WRITTEN INSTRUCTION:
Return every entry exactly.

RAW DATA:
———
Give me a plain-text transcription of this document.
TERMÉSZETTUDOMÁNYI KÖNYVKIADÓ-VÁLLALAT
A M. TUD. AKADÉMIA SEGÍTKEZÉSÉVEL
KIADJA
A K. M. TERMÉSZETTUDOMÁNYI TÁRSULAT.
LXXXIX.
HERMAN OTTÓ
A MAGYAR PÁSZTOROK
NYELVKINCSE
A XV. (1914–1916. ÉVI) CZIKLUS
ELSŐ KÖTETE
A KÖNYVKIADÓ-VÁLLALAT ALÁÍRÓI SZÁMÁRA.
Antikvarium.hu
———
THE REPLY:
Give me a plain-text transcription of this document.
TERMÉSZETTUDOMÁNYI KÖNYVKIADÓ-VÁLLALAT
A M. TUD. AKADÉMIA SEGÍTKEZÉSÉVEL
KIADJA
A K. M. TERMÉSZETTUDOMÁNYI TÁRSULAT.
LXXXIX.
HERMAN OTTÓ
A MAGYAR PÁSZTOROK
NYELVKINCSE
A XV. (1914–1916. ÉVI) CZIKLUS
ELSŐ KÖTETE
A KÖNYVKIADÓ-VÁLLALAT ALÁÍRÓI SZÁMÁRA.
Antikvarium.hu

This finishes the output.